╔══

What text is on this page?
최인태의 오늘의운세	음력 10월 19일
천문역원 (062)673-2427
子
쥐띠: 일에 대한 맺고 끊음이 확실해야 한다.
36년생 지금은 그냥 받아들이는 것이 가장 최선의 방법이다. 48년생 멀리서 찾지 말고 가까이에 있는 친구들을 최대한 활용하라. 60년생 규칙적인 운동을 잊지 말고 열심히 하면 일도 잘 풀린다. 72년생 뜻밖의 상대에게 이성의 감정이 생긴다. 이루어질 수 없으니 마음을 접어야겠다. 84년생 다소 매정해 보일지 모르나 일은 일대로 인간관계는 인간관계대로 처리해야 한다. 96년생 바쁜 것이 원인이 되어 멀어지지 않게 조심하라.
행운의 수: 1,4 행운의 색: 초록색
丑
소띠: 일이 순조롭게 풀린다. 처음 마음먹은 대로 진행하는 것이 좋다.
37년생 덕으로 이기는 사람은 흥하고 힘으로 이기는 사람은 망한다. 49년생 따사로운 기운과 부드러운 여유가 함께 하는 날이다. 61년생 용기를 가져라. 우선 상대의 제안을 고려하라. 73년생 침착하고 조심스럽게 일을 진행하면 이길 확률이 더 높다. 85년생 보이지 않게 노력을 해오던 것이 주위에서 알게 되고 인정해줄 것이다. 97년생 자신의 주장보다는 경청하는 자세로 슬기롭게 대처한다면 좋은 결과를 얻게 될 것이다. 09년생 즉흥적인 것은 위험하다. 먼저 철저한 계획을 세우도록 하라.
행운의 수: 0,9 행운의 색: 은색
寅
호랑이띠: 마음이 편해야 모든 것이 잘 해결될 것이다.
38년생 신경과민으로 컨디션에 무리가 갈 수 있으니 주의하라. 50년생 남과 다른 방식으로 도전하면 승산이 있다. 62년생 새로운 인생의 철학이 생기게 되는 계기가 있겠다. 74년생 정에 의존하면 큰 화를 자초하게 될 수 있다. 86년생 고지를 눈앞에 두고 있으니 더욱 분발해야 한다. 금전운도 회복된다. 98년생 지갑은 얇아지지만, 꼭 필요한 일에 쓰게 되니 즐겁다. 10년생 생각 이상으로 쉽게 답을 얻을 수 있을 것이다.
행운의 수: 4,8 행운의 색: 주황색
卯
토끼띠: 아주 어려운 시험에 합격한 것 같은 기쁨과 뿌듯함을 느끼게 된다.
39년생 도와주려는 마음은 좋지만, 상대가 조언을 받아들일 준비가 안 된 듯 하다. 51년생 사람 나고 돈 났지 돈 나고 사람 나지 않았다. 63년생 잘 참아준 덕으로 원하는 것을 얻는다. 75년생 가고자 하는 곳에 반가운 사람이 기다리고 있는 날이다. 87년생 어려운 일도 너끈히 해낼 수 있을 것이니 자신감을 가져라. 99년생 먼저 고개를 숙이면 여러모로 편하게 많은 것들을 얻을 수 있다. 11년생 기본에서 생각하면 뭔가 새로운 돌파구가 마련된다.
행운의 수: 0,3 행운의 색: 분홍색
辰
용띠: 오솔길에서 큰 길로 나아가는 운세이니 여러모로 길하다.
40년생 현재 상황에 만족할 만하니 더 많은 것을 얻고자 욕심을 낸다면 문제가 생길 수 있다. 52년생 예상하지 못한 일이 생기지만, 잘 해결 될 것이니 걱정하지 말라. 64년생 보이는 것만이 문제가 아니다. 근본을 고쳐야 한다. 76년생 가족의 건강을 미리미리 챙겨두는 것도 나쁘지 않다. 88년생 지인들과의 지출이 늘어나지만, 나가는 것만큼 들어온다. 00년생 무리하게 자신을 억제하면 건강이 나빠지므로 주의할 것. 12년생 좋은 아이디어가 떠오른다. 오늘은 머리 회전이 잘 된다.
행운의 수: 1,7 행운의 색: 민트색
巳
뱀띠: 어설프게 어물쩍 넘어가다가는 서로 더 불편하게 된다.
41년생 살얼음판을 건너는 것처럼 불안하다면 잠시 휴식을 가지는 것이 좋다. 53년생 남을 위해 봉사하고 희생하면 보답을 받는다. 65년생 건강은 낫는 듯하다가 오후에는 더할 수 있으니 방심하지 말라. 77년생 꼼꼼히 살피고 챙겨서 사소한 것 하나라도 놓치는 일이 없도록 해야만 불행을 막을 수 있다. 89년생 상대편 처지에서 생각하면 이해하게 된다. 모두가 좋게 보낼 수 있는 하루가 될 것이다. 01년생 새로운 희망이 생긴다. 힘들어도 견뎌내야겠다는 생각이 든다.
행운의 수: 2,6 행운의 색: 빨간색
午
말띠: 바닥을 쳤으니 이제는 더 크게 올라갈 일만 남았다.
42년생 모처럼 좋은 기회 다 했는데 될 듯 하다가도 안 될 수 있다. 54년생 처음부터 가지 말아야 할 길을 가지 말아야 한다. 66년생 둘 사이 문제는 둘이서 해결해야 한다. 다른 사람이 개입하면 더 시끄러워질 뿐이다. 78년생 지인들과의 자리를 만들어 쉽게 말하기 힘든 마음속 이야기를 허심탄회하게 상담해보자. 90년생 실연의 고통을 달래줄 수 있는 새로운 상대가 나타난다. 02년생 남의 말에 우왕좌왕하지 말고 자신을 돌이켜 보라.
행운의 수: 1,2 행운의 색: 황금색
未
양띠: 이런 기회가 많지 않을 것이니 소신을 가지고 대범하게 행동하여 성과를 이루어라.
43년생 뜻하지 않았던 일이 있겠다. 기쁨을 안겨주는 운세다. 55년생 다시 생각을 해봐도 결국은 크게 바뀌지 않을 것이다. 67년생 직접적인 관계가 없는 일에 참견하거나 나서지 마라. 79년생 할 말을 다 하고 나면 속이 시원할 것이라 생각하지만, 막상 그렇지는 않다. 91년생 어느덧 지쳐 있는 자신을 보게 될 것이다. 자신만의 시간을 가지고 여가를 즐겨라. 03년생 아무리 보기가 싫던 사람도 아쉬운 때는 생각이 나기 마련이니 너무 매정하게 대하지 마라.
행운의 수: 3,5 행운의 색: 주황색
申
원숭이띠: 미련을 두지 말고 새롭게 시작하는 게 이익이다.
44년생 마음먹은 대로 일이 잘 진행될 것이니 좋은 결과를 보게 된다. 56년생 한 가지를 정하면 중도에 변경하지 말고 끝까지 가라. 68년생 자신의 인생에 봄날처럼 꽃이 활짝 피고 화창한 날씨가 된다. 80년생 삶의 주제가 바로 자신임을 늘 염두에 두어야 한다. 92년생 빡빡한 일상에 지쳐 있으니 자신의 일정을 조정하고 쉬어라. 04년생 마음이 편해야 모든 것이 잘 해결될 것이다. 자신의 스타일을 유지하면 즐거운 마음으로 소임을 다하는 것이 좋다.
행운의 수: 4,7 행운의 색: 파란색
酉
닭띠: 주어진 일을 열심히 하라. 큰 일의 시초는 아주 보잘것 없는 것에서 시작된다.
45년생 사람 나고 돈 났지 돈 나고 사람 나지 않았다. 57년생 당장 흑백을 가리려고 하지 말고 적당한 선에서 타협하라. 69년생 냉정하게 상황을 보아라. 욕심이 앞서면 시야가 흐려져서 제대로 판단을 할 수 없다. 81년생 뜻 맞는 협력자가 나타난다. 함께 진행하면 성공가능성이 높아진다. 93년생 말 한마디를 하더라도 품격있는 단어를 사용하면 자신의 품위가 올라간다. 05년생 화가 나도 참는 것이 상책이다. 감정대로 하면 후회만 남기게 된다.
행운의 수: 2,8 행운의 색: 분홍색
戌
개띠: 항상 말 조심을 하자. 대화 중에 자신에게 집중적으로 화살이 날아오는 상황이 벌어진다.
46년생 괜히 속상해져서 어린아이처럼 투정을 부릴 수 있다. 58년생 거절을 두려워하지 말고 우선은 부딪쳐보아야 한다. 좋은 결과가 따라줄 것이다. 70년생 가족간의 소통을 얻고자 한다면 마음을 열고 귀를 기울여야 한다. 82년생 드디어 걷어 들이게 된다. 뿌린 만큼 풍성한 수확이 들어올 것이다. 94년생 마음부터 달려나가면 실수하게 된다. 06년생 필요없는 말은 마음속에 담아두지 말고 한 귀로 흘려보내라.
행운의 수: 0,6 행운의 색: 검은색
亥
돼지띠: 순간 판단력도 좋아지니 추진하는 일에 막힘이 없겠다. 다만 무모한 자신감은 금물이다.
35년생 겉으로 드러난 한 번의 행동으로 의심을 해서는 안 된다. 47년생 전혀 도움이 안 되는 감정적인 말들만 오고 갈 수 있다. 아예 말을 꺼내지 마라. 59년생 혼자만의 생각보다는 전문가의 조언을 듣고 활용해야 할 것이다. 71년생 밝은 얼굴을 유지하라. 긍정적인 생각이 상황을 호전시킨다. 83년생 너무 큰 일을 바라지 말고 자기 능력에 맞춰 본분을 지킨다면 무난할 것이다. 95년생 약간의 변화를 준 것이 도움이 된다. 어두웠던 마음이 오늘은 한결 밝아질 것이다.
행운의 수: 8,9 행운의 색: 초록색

╚══

Task objective >> Read the data above and pull out each line that holds the string "생각하면".

Completed task >>
39년생 도와주려는 마음은 좋지만, 상대가 조언을 받아들일 준비가 안 된 듯 하다. 51년생 사람 나고 돈 났지 돈 나고 사람 나지 않았다. 63년생 잘 참아준 덕으로 원하는 것을 얻는다. 75년생 가고자 하는 곳에 반가운 사람이 기다리고 있는 날이다. 87년생 어려운 일도 너끈히 해낼 수 있을 것이니 자신감을 가져라. 99년생 먼저 고개를 숙이면 여러모로 편하게 많은 것들을 얻을 수 있다. 11년생 기본에서 생각하면 뭔가 새로운 돌파구가 마련된다.
41년생 살얼음판을 건너는 것처럼 불안하다면 잠시 휴식을 가지는 것이 좋다. 53년생 남을 위해 봉사하고 희생하면 보답을 받는다. 65년생 건강은 낫는 듯하다가 오후에는 더할 수 있으니 방심하지 말라. 77년생 꼼꼼히 살피고 챙겨서 사소한 것 하나라도 놓치는 일이 없도록 해야만 불행을 막을 수 있다. 89년생 상대편 처지에서 생각하면 이해하게 된다. 모두가 좋게 보낼 수 있는 하루가 될 것이다. 01년생 새로운 희망이 생긴다. 힘들어도 견뎌내야겠다는 생각이 든다.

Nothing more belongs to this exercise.